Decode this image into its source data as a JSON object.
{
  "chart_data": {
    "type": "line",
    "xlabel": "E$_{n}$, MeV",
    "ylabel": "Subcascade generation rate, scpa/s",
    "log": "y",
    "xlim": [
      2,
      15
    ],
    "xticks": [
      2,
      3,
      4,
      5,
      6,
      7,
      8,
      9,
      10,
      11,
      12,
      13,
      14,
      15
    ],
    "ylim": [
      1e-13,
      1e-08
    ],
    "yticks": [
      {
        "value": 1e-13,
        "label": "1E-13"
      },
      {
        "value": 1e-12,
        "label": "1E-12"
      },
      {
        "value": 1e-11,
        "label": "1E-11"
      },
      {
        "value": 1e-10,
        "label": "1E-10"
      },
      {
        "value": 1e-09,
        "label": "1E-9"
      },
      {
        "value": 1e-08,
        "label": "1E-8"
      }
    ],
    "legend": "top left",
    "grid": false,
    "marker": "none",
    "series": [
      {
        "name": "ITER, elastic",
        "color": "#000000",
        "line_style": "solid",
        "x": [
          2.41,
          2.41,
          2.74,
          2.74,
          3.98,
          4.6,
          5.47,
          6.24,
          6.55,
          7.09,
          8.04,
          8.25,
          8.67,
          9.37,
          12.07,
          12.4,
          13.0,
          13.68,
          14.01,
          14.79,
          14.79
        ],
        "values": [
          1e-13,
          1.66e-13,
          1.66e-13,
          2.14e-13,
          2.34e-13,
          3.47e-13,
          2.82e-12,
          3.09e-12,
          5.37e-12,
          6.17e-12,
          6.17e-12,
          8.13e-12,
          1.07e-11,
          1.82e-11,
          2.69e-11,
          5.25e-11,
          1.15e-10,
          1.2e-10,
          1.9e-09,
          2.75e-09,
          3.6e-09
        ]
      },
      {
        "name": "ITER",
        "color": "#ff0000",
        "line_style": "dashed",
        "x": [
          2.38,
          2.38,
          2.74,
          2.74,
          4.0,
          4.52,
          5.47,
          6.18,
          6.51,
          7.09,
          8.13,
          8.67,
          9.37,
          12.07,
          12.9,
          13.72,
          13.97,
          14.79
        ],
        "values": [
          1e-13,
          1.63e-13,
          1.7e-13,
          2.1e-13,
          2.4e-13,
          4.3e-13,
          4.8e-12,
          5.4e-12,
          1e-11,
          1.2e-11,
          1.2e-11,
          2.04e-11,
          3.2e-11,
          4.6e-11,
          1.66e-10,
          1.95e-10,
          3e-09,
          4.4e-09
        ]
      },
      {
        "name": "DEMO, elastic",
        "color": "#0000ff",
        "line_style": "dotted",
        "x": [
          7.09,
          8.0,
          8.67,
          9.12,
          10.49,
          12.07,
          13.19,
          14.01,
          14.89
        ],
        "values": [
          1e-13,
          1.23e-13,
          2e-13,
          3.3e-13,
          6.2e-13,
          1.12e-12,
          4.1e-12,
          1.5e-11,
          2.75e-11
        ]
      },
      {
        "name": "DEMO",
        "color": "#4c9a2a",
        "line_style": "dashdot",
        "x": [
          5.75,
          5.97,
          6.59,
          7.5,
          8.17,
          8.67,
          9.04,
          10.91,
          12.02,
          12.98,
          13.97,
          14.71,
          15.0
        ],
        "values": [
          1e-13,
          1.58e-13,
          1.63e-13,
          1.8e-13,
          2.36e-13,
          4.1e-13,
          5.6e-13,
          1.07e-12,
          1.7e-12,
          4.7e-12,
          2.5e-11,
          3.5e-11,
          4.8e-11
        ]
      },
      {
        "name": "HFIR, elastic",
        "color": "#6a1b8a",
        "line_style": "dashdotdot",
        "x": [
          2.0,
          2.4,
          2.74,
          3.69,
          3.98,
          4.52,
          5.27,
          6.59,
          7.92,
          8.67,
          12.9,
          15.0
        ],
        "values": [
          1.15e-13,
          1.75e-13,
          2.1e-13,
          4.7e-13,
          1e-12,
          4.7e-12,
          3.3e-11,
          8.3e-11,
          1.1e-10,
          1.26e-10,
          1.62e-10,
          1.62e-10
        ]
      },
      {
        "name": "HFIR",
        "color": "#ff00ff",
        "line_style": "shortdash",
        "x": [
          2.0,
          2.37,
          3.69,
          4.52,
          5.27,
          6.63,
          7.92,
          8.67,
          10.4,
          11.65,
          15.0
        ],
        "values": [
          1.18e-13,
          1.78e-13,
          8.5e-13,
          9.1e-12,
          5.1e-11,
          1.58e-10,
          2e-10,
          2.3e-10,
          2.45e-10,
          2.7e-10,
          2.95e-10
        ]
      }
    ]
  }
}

TASK TO COMPLETE →
Would you copy out each line exactly as written?

THE OUTPUT →
Decode this image into its source data as a JSON object.
{
  "chart_data": {
    "type": "line",
    "xlabel": "E$_{n}$, MeV",
    "ylabel": "Subcascade generation rate, scpa/s",
    "log": "y",
    "xlim": [
      2,
      15
    ],
    "xticks": [
      2,
      3,
      4,
      5,
      6,
      7,
      8,
      9,
      10,
      11,
      12,
      13,
      14,
      15
    ],
    "ylim": [
      1e-13,
      1e-08
    ],
    "yticks": [
      {
        "value": 1e-13,
        "label": "1E-13"
      },
      {
        "value": 1e-12,
        "label": "1E-12"
      },
      {
        "value": 1e-11,
        "label": "1E-11"
      },
      {
        "value": 1e-10,
        "label": "1E-10"
      },
      {
        "value": 1e-09,
        "label": "1E-9"
      },
      {
        "value": 1e-08,
        "label": "1E-8"
      }
    ],
    "legend": "top left",
    "grid": false,
    "marker": "none",
    "series": [
      {
        "name": "ITER, elastic",
        "color": "#000000",
        "line_style": "solid",
        "x": [
          2.41,
          2.41,
          2.74,
          2.74,
          3.98,
          4.6,
          5.47,
          6.24,
          6.55,
          7.09,
          8.04,
          8.25,
          8.67,
          9.37,
          12.07,
          12.4,
          13.0,
          13.68,
          14.01,
          14.79,
          14.79
        ],
        "values": [
          1e-13,
          1.66e-13,
          1.66e-13,
          2.14e-13,
          2.34e-13,
          3.47e-13,
          2.82e-12,
          3.09e-12,
          5.37e-12,
          6.17e-12,
          6.17e-12,
          8.13e-12,
          1.07e-11,
          1.82e-11,
          2.69e-11,
          5.25e-11,
          1.15e-10,
          1.2e-10,
          1.9e-09,
          2.75e-09,
          3.6e-09
        ]
      },
      {
        "name": "ITER",
        "color": "#ff0000",
        "line_style": "dashed",
        "x": [
          2.38,
          2.38,
          2.74,
          2.74,
          4.0,
          4.52,
          5.47,
          6.18,
          6.51,
          7.09,
          8.13,
          8.67,
          9.37,
          12.07,
          12.9,
          13.72,
          13.97,
          14.79
        ],
        "values": [
          1e-13,
          1.63e-13,
          1.7e-13,
          2.1e-13,
          2.4e-13,
          4.3e-13,
          4.8e-12,
          5.4e-12,
          1e-11,
          1.2e-11,
          1.2e-11,
          2.04e-11,
          3.2e-11,
          4.6e-11,
          1.66e-10,
          1.95e-10,
          3e-09,
          4.4e-09
        ]
      },
      {
        "name": "DEMO, elastic",
        "color": "#0000ff",
        "line_style": "dotted",
        "x": [
          7.09,
          8.0,
          8.67,
          9.12,
          10.49,
          12.07,
          13.19,
          14.01,
          14.89
        ],
        "values": [
          1e-13,
          1.23e-13,
          2e-13,
          3.3e-13,
          6.2e-13,
          1.12e-12,
          4.1e-12,
          1.5e-11,
          2.75e-11
        ]
      },
      {
        "name": "DEMO",
        "color": "#4c9a2a",
        "line_style": "dashdot",
        "x": [
          5.75,
          5.97,
          6.59,
          7.5,
          8.17,
          8.67,
          9.04,
          10.91,
          12.02,
          12.98,
          13.97,
          14.71,
          15.0
        ],
        "values": [
          1e-13,
          1.58e-13,
          1.63e-13,
          1.8e-13,
          2.36e-13,
          4.1e-13,
          5.6e-13,
          1.07e-12,
          1.7e-12,
          4.7e-12,
          2.5e-11,
          3.5e-11,
          4.8e-11
        ]
      },
      {
        "name": "HFIR, elastic",
        "color": "#6a1b8a",
        "line_style": "dashdotdot",
        "x": [
          2.0,
          2.4,
          2.74,
          3.69,
          3.98,
          4.52,
          5.27,
          6.59,
          7.92,
          8.67,
          12.9,
          15.0
        ],
        "values": [
          1.15e-13,
          1.75e-13,
          2.1e-13,
          4.7e-13,
          1e-12,
          4.7e-12,
          3.3e-11,
          8.3e-11,
          1.1e-10,
          1.26e-10,
          1.62e-10,
          1.62e-10
        ]
      },
      {
        "name": "HFIR",
        "color": "#ff00ff",
        "line_style": "shortdash",
        "x": [
          2.0,
          2.37,
          3.69,
          4.52,
          5.27,
          6.63,
          7.92,
          8.67,
          10.4,
          11.65,
          15.0
        ],
        "values": [
          1.18e-13,
          1.78e-13,
          8.5e-13,
          9.1e-12,
          5.1e-11,
          1.58e-10,
          2e-10,
          2.3e-10,
          2.45e-10,
          2.7e-10,
          2.95e-10
        ]
      }
    ]
  }
}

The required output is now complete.